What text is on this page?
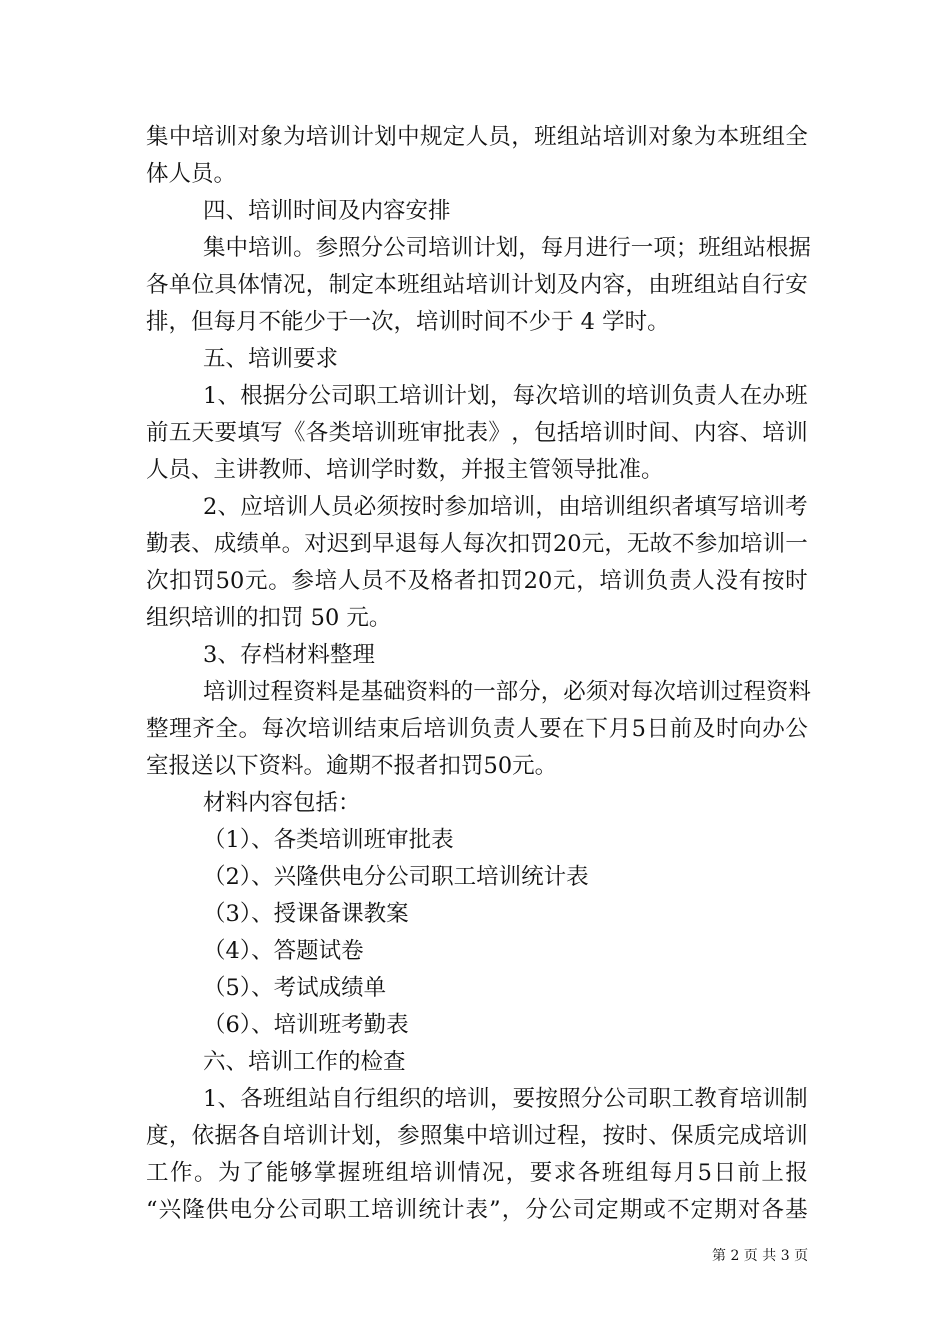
集 中 培 训 对 象 为 培 训 计 划 中 规 定 人 员 ， 班 组 站 培 训 对 象 为 本 班 组 全
体人员。
四、培训时间及内容安排
集 中 培 训 。 参 照 分 公 司 培 训 计 划 ， 每 月 进 行 一 项 ； 班 组 站 根 据
各 单 位 具 体 情 况 ， 制 定 本 班 组 站 培 训 计 划 及 内 容 ， 由 班 组 站 自 行 安
排，但每月不能少于一次，培训时间不少于 4 学时。
五、培训要求
1 、 根 据 分 公 司 职 工 培 训 计 划 ， 每 次 培 训 的 培 训 负 责 人 在 办 班
前 五 天 要 填 写 《 各 类 培 训 班 审 批 表 》 ， 包 括 培 训 时 间 、 内 容 、 培 训
人员、主讲教师、培训学时数，并报主管领导批准。
2 、 应 培 训 人 员 必 须 按 时 参 加 培 训 ， 由 培 训 组 织 者 填 写 培 训 考
勤 表 、 成 绩 单 。 对 迟 到 早 退 每 人 每 次 扣 罚 20 元 ， 无 故 不 参 加 培 训 一
次 扣 罚 50 元 。 参 培 人 员 不 及 格 者 扣 罚 20 元 ， 培 训 负 责 人 没 有 按 时
组织培训的扣罚 50 元。
3、存档材料整理
培 训 过 程 资 料 是 基 础 资 料 的 一 部 分 ， 必 须 对 每 次 培 训 过 程 资 料
整 理 齐 全 。 每 次 培 训 结 束 后 培 训 负 责 人 要 在 下 月 5 日 前 及 时 向 办 公
室报送以下资料。逾期不报者扣罚50元。
材料内容包括：
（1）、各类培训班审批表
（2）、兴隆供电分公司职工培训统计表
（3）、授课备课教案
（4）、答题试卷
（5）、考试成绩单
（6）、培训班考勤表
六、培训工作的检查
1 、 各 班 组 站 自 行 组 织 的 培 训 ， 要 按 照 分 公 司 职 工 教 育 培 训 制
度 ， 依 据 各 自 培 训 计 划 ， 参 照 集 中 培 训 过 程 ， 按 时 、 保 质 完 成 培 训
工 作 。 为 了 能 够 掌 握 班 组 培 训 情 况 ， 要 求 各 班 组 每 月 5 日 前 上 报
“ 兴 隆 供 电 分 公 司 职 工 培 训 统 计 表 ” ， 分 公 司 定 期 或 不 定 期 对 各 基
第 2 页 共 3 页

= = = = = = =

__TASK TO COMPLETE__.
Reproduce each entry precisely, dropping only the pictures.

__OUTPUT FOR THIS TASK__.
What text is on this page?
集 中 培 训 对 象 为 培 训 计 划 中 规 定 人 员 ， 班 组 站 培 训 对 象 为 本 班 组 全
体人员。
四、培训时间及内容安排
集 中 培 训 。 参 照 分 公 司 培 训 计 划 ， 每 月 进 行 一 项 ； 班 组 站 根 据
各 单 位 具 体 情 况 ， 制 定 本 班 组 站 培 训 计 划 及 内 容 ， 由 班 组 站 自 行 安
排，但每月不能少于一次，培训时间不少于 4 学时。
五、培训要求
1 、 根 据 分 公 司 职 工 培 训 计 划 ， 每 次 培 训 的 培 训 负 责 人 在 办 班
前 五 天 要 填 写 《 各 类 培 训 班 审 批 表 》 ， 包 括 培 训 时 间 、 内 容 、 培 训
人员、主讲教师、培训学时数，并报主管领导批准。
2 、 应 培 训 人 员 必 须 按 时 参 加 培 训 ， 由 培 训 组 织 者 填 写 培 训 考
勤 表 、 成 绩 单 。 对 迟 到 早 退 每 人 每 次 扣 罚 20 元 ， 无 故 不 参 加 培 训 一
次 扣 罚 50 元 。 参 培 人 员 不 及 格 者 扣 罚 20 元 ， 培 训 负 责 人 没 有 按 时
组织培训的扣罚 50 元。
3、存档材料整理
培 训 过 程 资 料 是 基 础 资 料 的 一 部 分 ， 必 须 对 每 次 培 训 过 程 资 料
整 理 齐 全 。 每 次 培 训 结 束 后 培 训 负 责 人 要 在 下 月 5 日 前 及 时 向 办 公
室报送以下资料。逾期不报者扣罚50元。
材料内容包括：
（1）、各类培训班审批表
（2）、兴隆供电分公司职工培训统计表
（3）、授课备课教案
（4）、答题试卷
（5）、考试成绩单
（6）、培训班考勤表
六、培训工作的检查
1 、 各 班 组 站 自 行 组 织 的 培 训 ， 要 按 照 分 公 司 职 工 教 育 培 训 制
度 ， 依 据 各 自 培 训 计 划 ， 参 照 集 中 培 训 过 程 ， 按 时 、 保 质 完 成 培 训
工 作 。 为 了 能 够 掌 握 班 组 培 训 情 况 ， 要 求 各 班 组 每 月 5 日 前 上 报
“ 兴 隆 供 电 分 公 司 职 工 培 训 统 计 表 ” ， 分 公 司 定 期 或 不 定 期 对 各 基
第 2 页 共 3 页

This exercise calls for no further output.